> Challenge: Locate all lines with the word "cette". Copy them.

- - - - -

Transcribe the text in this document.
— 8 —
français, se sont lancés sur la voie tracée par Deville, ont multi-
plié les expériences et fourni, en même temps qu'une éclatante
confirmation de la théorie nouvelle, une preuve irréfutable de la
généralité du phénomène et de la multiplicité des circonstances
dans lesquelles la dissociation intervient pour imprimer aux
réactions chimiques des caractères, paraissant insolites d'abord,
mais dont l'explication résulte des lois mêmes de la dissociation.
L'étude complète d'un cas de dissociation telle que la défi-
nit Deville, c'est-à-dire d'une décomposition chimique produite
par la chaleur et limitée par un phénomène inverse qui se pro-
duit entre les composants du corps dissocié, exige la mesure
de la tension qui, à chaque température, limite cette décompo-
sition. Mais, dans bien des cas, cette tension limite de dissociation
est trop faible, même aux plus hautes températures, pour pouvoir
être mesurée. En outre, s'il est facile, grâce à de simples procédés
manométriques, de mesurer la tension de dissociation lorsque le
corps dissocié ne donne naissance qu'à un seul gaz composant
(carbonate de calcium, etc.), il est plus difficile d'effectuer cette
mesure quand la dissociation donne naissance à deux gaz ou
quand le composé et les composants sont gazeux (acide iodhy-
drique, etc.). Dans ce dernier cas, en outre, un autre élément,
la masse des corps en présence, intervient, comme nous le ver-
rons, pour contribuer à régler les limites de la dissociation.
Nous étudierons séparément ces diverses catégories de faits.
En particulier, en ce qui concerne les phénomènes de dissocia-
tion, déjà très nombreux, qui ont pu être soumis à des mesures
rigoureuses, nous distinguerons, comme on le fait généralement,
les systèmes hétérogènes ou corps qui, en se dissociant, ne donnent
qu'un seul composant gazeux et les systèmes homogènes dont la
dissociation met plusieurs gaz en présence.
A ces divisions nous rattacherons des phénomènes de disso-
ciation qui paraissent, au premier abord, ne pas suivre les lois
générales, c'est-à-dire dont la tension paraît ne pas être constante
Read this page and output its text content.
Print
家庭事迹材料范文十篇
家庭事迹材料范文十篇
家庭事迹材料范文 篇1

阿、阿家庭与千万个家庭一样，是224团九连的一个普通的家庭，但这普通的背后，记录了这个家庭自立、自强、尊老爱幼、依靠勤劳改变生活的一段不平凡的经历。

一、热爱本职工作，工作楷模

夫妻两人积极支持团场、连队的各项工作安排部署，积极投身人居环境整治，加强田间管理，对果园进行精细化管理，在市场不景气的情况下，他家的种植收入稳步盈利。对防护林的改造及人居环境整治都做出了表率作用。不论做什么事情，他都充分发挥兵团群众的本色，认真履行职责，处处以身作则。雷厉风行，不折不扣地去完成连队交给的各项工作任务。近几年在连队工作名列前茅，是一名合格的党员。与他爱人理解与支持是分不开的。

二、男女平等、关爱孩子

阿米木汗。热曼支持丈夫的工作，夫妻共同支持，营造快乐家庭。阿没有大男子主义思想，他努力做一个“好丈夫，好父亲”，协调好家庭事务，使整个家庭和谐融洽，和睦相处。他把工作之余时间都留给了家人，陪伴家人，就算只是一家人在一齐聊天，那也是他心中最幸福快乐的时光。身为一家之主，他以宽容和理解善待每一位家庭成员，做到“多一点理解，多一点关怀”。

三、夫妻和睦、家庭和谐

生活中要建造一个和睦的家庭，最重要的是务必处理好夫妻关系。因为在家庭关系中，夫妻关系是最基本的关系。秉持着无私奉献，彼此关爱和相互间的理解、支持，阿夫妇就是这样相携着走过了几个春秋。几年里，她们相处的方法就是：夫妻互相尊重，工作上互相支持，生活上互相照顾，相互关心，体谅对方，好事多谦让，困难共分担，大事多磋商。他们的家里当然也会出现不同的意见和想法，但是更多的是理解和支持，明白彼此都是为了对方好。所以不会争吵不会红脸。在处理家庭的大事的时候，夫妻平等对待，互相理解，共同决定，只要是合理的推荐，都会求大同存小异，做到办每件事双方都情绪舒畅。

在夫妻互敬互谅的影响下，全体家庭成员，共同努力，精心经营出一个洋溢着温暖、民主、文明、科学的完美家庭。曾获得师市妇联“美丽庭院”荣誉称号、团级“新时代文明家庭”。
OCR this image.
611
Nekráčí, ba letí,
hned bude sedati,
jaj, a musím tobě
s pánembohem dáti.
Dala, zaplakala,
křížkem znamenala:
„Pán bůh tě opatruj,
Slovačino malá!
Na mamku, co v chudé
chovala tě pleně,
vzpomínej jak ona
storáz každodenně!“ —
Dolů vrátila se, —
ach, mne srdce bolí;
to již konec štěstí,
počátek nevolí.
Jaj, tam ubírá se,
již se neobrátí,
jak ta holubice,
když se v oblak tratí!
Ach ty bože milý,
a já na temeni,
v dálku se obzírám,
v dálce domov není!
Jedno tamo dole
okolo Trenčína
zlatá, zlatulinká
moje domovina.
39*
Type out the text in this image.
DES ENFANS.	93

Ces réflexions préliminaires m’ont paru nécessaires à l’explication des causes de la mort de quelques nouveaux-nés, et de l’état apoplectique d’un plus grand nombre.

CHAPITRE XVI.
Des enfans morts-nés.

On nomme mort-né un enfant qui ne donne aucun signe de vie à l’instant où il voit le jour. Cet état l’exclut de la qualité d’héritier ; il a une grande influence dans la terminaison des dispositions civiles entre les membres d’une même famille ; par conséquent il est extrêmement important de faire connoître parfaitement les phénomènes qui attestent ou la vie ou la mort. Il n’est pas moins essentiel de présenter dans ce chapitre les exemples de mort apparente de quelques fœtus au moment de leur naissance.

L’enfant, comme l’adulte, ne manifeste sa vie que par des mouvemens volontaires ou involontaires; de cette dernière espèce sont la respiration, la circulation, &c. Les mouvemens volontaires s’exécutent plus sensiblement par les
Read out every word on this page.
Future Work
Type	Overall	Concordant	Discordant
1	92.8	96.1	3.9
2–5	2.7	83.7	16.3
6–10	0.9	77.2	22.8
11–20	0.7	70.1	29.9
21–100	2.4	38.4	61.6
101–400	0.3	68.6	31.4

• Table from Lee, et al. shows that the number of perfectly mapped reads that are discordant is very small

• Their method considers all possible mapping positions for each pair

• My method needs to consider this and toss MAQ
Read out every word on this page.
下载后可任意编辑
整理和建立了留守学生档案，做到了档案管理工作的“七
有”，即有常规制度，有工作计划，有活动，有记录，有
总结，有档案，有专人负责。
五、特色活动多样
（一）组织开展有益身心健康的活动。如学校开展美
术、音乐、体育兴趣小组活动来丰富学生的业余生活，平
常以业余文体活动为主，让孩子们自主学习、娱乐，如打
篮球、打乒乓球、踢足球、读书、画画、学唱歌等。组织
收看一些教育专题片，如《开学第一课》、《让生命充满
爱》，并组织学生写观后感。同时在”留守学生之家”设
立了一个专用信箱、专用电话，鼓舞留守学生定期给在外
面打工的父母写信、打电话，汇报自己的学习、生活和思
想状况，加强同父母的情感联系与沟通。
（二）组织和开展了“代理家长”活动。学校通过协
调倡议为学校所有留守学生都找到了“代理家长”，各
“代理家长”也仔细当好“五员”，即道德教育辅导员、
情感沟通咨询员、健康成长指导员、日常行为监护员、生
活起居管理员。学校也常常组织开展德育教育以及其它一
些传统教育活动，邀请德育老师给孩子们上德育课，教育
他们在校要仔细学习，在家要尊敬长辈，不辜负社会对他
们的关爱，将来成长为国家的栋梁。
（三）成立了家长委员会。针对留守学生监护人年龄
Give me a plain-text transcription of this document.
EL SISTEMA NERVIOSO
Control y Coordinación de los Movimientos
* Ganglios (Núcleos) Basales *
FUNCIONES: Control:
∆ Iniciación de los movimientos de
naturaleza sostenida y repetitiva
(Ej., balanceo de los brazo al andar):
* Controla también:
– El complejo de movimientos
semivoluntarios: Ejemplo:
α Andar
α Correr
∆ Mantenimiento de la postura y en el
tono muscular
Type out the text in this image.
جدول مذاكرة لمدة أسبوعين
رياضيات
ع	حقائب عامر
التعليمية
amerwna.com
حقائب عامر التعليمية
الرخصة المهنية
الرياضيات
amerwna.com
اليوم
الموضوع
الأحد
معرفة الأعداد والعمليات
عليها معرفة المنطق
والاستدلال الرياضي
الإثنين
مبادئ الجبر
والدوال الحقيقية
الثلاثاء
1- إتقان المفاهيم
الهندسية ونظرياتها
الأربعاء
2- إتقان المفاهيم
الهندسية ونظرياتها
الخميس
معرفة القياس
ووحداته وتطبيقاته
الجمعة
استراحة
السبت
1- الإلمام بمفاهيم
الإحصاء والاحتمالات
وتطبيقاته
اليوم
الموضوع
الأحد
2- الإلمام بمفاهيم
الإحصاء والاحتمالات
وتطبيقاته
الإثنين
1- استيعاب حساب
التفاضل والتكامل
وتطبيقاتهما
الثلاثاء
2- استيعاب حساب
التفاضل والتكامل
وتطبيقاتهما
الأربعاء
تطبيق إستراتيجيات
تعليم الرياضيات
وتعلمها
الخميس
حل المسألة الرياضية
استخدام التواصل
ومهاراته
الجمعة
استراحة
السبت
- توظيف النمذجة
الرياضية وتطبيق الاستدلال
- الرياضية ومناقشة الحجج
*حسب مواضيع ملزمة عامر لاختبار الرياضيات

- - - - -

> Correct response:
de la tension qui, à chaque température, limite cette décompo-
sition. Mais, dans bien des cas, cette tension limite de dissociation
(carbonate de calcium, etc.), il est plus difficile d'effectuer cette
L’enfant, comme l’adulte, ne manifeste sa vie que par des mouvemens volontaires ou involontaires; de cette dernière espèce sont la respiration, la circulation, &c. Les mouvemens volontaires s’exécutent plus sensiblement par les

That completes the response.